__Material provided__
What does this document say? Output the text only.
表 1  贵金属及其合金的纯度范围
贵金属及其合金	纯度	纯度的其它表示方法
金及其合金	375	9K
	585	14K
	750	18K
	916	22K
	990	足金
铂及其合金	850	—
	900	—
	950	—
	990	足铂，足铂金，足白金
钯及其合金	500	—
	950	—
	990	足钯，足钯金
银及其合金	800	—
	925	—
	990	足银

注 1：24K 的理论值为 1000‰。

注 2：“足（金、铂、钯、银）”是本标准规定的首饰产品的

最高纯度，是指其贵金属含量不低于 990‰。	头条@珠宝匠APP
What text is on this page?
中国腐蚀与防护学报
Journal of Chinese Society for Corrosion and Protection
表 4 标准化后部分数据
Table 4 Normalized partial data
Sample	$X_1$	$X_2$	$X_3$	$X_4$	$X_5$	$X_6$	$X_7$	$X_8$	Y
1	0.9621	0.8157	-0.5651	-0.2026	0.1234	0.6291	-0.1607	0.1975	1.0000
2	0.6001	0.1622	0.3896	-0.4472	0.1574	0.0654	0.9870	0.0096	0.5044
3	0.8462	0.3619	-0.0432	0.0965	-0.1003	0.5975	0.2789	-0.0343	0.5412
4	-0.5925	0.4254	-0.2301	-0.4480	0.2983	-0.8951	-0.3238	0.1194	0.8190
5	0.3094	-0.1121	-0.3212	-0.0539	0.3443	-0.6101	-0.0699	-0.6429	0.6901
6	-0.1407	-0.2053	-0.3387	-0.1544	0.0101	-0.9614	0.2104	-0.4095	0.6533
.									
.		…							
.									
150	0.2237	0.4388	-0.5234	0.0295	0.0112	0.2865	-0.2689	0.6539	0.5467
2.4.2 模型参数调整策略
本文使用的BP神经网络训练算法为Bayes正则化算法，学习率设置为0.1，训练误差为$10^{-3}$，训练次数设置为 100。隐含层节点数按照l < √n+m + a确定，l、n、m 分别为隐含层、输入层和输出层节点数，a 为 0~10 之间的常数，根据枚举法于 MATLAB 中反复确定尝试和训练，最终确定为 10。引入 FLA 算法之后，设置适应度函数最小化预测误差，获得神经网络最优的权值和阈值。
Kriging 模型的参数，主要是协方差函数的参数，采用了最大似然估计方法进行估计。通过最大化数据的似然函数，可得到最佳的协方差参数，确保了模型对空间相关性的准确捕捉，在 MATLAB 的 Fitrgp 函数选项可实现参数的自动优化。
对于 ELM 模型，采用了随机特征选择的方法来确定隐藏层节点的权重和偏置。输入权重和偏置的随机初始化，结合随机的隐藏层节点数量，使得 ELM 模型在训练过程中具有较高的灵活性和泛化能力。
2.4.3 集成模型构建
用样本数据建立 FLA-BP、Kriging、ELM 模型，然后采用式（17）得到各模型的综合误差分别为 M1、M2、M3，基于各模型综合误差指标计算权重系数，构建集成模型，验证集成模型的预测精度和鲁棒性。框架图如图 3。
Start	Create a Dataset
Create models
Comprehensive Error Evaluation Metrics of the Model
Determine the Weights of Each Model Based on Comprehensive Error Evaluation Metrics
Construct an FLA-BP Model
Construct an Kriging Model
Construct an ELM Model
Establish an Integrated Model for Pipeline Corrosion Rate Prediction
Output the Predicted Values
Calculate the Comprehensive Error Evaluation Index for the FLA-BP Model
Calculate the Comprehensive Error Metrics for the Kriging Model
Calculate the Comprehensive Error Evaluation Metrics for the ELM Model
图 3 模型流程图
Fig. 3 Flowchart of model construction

__Request__
Pick out each line containing the string "this" and copy it.

__Response below__
What does this document say? Output the text only.
What text is on this page?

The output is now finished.